Each entry has to be copied exactly, with nothing missed.

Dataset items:
+ + + + +

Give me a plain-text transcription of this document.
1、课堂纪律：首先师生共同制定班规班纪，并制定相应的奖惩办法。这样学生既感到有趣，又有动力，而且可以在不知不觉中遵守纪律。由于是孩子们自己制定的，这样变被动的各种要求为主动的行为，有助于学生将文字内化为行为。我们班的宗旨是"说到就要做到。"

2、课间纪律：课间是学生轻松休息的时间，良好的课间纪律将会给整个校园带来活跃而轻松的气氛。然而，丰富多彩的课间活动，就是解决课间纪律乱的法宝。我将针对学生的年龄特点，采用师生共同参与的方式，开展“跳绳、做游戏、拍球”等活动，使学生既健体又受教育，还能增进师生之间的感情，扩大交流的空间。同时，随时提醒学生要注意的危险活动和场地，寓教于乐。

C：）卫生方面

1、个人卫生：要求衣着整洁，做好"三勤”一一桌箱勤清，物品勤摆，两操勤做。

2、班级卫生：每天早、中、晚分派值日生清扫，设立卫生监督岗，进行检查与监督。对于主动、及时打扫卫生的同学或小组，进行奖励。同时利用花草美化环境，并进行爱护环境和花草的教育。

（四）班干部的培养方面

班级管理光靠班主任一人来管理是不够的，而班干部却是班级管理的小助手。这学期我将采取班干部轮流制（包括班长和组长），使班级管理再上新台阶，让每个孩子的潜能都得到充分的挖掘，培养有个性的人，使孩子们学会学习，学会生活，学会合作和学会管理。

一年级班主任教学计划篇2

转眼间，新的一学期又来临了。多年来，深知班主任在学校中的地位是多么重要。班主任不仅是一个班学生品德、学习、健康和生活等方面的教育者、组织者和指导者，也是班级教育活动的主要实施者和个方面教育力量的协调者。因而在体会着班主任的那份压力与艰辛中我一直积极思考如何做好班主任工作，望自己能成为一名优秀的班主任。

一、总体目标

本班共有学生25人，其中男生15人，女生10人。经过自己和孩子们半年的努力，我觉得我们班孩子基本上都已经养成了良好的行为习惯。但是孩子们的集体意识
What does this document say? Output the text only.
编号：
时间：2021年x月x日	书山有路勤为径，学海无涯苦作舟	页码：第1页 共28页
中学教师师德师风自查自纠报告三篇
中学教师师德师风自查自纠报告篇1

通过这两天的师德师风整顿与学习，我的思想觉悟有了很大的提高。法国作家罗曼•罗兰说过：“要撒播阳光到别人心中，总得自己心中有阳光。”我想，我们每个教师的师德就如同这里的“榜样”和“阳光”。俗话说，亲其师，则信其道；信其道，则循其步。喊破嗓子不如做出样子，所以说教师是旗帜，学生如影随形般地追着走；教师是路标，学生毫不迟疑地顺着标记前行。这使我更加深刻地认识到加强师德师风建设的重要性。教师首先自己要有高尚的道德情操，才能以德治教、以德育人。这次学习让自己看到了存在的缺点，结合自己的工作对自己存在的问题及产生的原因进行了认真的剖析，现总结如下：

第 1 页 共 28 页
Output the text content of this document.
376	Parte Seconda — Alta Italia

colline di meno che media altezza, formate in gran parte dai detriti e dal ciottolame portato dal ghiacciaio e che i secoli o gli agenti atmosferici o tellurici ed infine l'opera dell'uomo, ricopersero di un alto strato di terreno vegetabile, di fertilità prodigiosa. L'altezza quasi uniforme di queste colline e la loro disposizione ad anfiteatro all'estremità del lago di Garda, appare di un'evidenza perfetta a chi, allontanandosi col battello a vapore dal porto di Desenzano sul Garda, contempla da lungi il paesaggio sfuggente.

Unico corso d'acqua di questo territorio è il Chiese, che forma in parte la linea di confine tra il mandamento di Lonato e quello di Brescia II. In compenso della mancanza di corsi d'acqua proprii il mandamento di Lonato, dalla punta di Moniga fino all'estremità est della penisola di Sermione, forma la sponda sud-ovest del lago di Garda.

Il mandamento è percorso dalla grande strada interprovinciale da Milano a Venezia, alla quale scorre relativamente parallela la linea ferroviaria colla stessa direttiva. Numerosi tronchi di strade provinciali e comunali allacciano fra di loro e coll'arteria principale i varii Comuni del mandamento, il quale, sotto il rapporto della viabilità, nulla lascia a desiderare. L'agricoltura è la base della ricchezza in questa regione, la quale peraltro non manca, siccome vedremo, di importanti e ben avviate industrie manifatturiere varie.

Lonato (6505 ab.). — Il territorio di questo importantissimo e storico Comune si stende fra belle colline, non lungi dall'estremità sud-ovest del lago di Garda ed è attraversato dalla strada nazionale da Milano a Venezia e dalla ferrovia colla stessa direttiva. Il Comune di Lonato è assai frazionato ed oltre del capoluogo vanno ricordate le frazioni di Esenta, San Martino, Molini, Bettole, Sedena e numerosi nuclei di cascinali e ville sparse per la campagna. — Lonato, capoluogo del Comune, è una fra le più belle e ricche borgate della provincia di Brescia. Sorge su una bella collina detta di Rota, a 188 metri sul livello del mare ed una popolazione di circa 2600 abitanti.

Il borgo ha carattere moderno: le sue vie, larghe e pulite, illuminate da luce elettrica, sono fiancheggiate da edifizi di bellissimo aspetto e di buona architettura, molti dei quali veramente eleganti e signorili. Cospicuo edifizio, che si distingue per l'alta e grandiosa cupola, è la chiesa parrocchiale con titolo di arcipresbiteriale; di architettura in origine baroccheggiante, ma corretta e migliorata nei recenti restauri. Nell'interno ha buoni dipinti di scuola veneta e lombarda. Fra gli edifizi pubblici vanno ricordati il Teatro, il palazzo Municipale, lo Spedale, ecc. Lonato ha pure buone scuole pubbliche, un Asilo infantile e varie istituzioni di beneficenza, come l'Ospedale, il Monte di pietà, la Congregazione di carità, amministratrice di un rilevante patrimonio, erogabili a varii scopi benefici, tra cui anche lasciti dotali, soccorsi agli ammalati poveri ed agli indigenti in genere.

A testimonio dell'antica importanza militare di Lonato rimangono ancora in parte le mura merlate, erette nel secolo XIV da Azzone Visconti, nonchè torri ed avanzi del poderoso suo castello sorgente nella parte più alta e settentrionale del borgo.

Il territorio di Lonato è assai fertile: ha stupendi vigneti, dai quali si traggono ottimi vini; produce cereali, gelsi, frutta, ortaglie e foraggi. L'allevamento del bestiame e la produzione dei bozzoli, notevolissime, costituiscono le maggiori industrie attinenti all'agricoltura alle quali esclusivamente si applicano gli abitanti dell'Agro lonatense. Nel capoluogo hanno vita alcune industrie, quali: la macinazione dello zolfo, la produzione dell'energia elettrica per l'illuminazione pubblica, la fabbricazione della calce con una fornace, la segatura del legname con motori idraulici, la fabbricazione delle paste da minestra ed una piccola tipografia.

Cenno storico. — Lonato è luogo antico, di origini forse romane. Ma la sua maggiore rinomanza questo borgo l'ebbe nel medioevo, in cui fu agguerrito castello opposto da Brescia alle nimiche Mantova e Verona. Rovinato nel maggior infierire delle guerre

+ + + + +

REPLY:
Give me a plain-text transcription of this document.
1、课堂纪律：首先师生共同制定班规班纪，并制定相应的奖惩办法。这样学生既感到有趣，又有动力，而且可以在不知不觉中遵守纪律。由于是孩子们自己制定的，这样变被动的各种要求为主动的行为，有助于学生将文字内化为行为。我们班的宗旨是"说到就要做到。"

2、课间纪律：课间是学生轻松休息的时间，良好的课间纪律将会给整个校园带来活跃而轻松的气氛。然而，丰富多彩的课间活动，就是解决课间纪律乱的法宝。我将针对学生的年龄特点，采用师生共同参与的方式，开展“跳绳、做游戏、拍球”等活动，使学生既健体又受教育，还能增进师生之间的感情，扩大交流的空间。同时，随时提醒学生要注意的危险活动和场地，寓教于乐。

C：）卫生方面

1、个人卫生：要求衣着整洁，做好"三勤”一一桌箱勤清，物品勤摆，两操勤做。

2、班级卫生：每天早、中、晚分派值日生清扫，设立卫生监督岗，进行检查与监督。对于主动、及时打扫卫生的同学或小组，进行奖励。同时利用花草美化环境，并进行爱护环境和花草的教育。

（四）班干部的培养方面

班级管理光靠班主任一人来管理是不够的，而班干部却是班级管理的小助手。这学期我将采取班干部轮流制（包括班长和组长），使班级管理再上新台阶，让每个孩子的潜能都得到充分的挖掘，培养有个性的人，使孩子们学会学习，学会生活，学会合作和学会管理。

一年级班主任教学计划篇2

转眼间，新的一学期又来临了。多年来，深知班主任在学校中的地位是多么重要。班主任不仅是一个班学生品德、学习、健康和生活等方面的教育者、组织者和指导者，也是班级教育活动的主要实施者和个方面教育力量的协调者。因而在体会着班主任的那份压力与艰辛中我一直积极思考如何做好班主任工作，望自己能成为一名优秀的班主任。

一、总体目标

本班共有学生25人，其中男生15人，女生10人。经过自己和孩子们半年的努力，我觉得我们班孩子基本上都已经养成了良好的行为习惯。但是孩子们的集体意识
What does this document say? Output the text only.
编号：
时间：2021年x月x日	书山有路勤为径，学海无涯苦作舟	页码：第1页 共28页
中学教师师德师风自查自纠报告三篇
中学教师师德师风自查自纠报告篇1

通过这两天的师德师风整顿与学习，我的思想觉悟有了很大的提高。法国作家罗曼•罗兰说过：“要撒播阳光到别人心中，总得自己心中有阳光。”我想，我们每个教师的师德就如同这里的“榜样”和“阳光”。俗话说，亲其师，则信其道；信其道，则循其步。喊破嗓子不如做出样子，所以说教师是旗帜，学生如影随形般地追着走；教师是路标，学生毫不迟疑地顺着标记前行。这使我更加深刻地认识到加强师德师风建设的重要性。教师首先自己要有高尚的道德情操，才能以德治教、以德育人。这次学习让自己看到了存在的缺点，结合自己的工作对自己存在的问题及产生的原因进行了认真的剖析，现总结如下：

第 1 页 共 28 页
Output the text content of this document.
376	Parte Seconda — Alta Italia

colline di meno che media altezza, formate in gran parte dai detriti e dal ciottolame portato dal ghiacciaio e che i secoli o gli agenti atmosferici o tellurici ed infine l'opera dell'uomo, ricopersero di un alto strato di terreno vegetabile, di fertilità prodigiosa. L'altezza quasi uniforme di queste colline e la loro disposizione ad anfiteatro all'estremità del lago di Garda, appare di un'evidenza perfetta a chi, allontanandosi col battello a vapore dal porto di Desenzano sul Garda, contempla da lungi il paesaggio sfuggente.

Unico corso d'acqua di questo territorio è il Chiese, che forma in parte la linea di confine tra il mandamento di Lonato e quello di Brescia II. In compenso della mancanza di corsi d'acqua proprii il mandamento di Lonato, dalla punta di Moniga fino all'estremità est della penisola di Sermione, forma la sponda sud-ovest del lago di Garda.

Il mandamento è percorso dalla grande strada interprovinciale da Milano a Venezia, alla quale scorre relativamente parallela la linea ferroviaria colla stessa direttiva. Numerosi tronchi di strade provinciali e comunali allacciano fra di loro e coll'arteria principale i varii Comuni del mandamento, il quale, sotto il rapporto della viabilità, nulla lascia a desiderare. L'agricoltura è la base della ricchezza in questa regione, la quale peraltro non manca, siccome vedremo, di importanti e ben avviate industrie manifatturiere varie.

Lonato (6505 ab.). — Il territorio di questo importantissimo e storico Comune si stende fra belle colline, non lungi dall'estremità sud-ovest del lago di Garda ed è attraversato dalla strada nazionale da Milano a Venezia e dalla ferrovia colla stessa direttiva. Il Comune di Lonato è assai frazionato ed oltre del capoluogo vanno ricordate le frazioni di Esenta, San Martino, Molini, Bettole, Sedena e numerosi nuclei di cascinali e ville sparse per la campagna. — Lonato, capoluogo del Comune, è una fra le più belle e ricche borgate della provincia di Brescia. Sorge su una bella collina detta di Rota, a 188 metri sul livello del mare ed una popolazione di circa 2600 abitanti.

Il borgo ha carattere moderno: le sue vie, larghe e pulite, illuminate da luce elettrica, sono fiancheggiate da edifizi di bellissimo aspetto e di buona architettura, molti dei quali veramente eleganti e signorili. Cospicuo edifizio, che si distingue per l'alta e grandiosa cupola, è la chiesa parrocchiale con titolo di arcipresbiteriale; di architettura in origine baroccheggiante, ma corretta e migliorata nei recenti restauri. Nell'interno ha buoni dipinti di scuola veneta e lombarda. Fra gli edifizi pubblici vanno ricordati il Teatro, il palazzo Municipale, lo Spedale, ecc. Lonato ha pure buone scuole pubbliche, un Asilo infantile e varie istituzioni di beneficenza, come l'Ospedale, il Monte di pietà, la Congregazione di carità, amministratrice di un rilevante patrimonio, erogabili a varii scopi benefici, tra cui anche lasciti dotali, soccorsi agli ammalati poveri ed agli indigenti in genere.

A testimonio dell'antica importanza militare di Lonato rimangono ancora in parte le mura merlate, erette nel secolo XIV da Azzone Visconti, nonchè torri ed avanzi del poderoso suo castello sorgente nella parte più alta e settentrionale del borgo.

Il territorio di Lonato è assai fertile: ha stupendi vigneti, dai quali si traggono ottimi vini; produce cereali, gelsi, frutta, ortaglie e foraggi. L'allevamento del bestiame e la produzione dei bozzoli, notevolissime, costituiscono le maggiori industrie attinenti all'agricoltura alle quali esclusivamente si applicano gli abitanti dell'Agro lonatense. Nel capoluogo hanno vita alcune industrie, quali: la macinazione dello zolfo, la produzione dell'energia elettrica per l'illuminazione pubblica, la fabbricazione della calce con una fornace, la segatura del legname con motori idraulici, la fabbricazione delle paste da minestra ed una piccola tipografia.

Cenno storico. — Lonato è luogo antico, di origini forse romane. Ma la sua maggiore rinomanza questo borgo l'ebbe nel medioevo, in cui fu agguerrito castello opposto da Brescia alle nimiche Mantova e Verona. Rovinato nel maggior infierire delle guerre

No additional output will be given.